(Exercise details)
What is the number of lines holding the word "SWAHILI"? Give that number alone.

[Data entries]
##############################

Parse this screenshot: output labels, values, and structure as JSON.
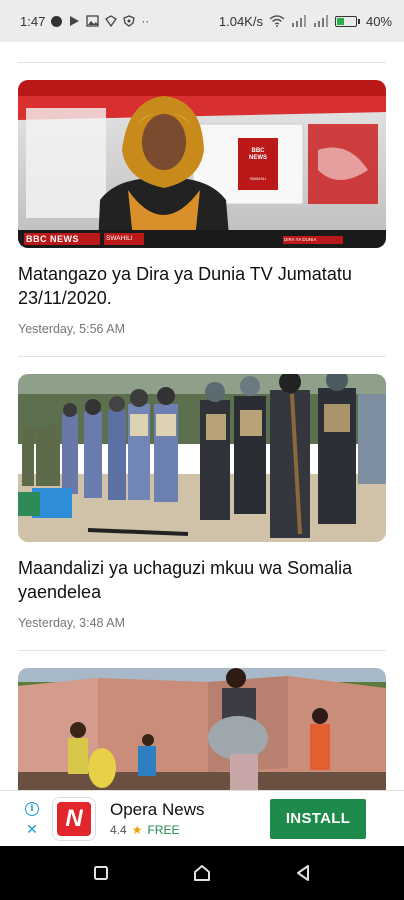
{
  "status_bar": {
    "time": "1:47",
    "network_speed": "1.04K/s",
    "battery_percent": "40%",
    "battery_level": 0.4
  },
  "articles": [
    {
      "title": "Matangazo ya Dira ya Dunia TV Jumatatu 23/11/2020.",
      "time": "Yesterday, 5:56 AM",
      "image_text": {
        "bbc_news": "BBC NEWS",
        "swahili": "SWAHILI",
        "bottom_left": "BBC NEWS",
        "bottom_left_sub": "SWAHILI",
        "bottom_right": "DIRA YA DUNIA"
      }
    },
    {
      "title": "Maandalizi ya uchaguzi mkuu wa Somalia yaendelea",
      "time": "Yesterday, 3:48 AM"
    },
    {
      "title": "",
      "time": ""
    }
  ],
  "ad": {
    "app_name": "Opera News",
    "rating": "4.4",
    "price": "FREE",
    "install_label": "INSTALL",
    "logo_letter": "N",
    "info_label": "i",
    "close_label": "✕"
  },
  "icons": {
    "status": [
      "notification-dot-icon",
      "play-icon",
      "image-icon",
      "vpn-icon",
      "shield-icon",
      "more-icon",
      "wifi-icon",
      "signal-icon",
      "battery-icon"
    ],
    "nav": [
      "recents-icon",
      "home-icon",
      "back-icon"
    ]
  },
  "colors": {
    "install_button": "#1e8a4c",
    "opera_red": "#e3262c",
    "ad_info_blue": "#1a9bdb",
    "bbc_red": "#bb1919"
  }
}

##############################

(Response)
2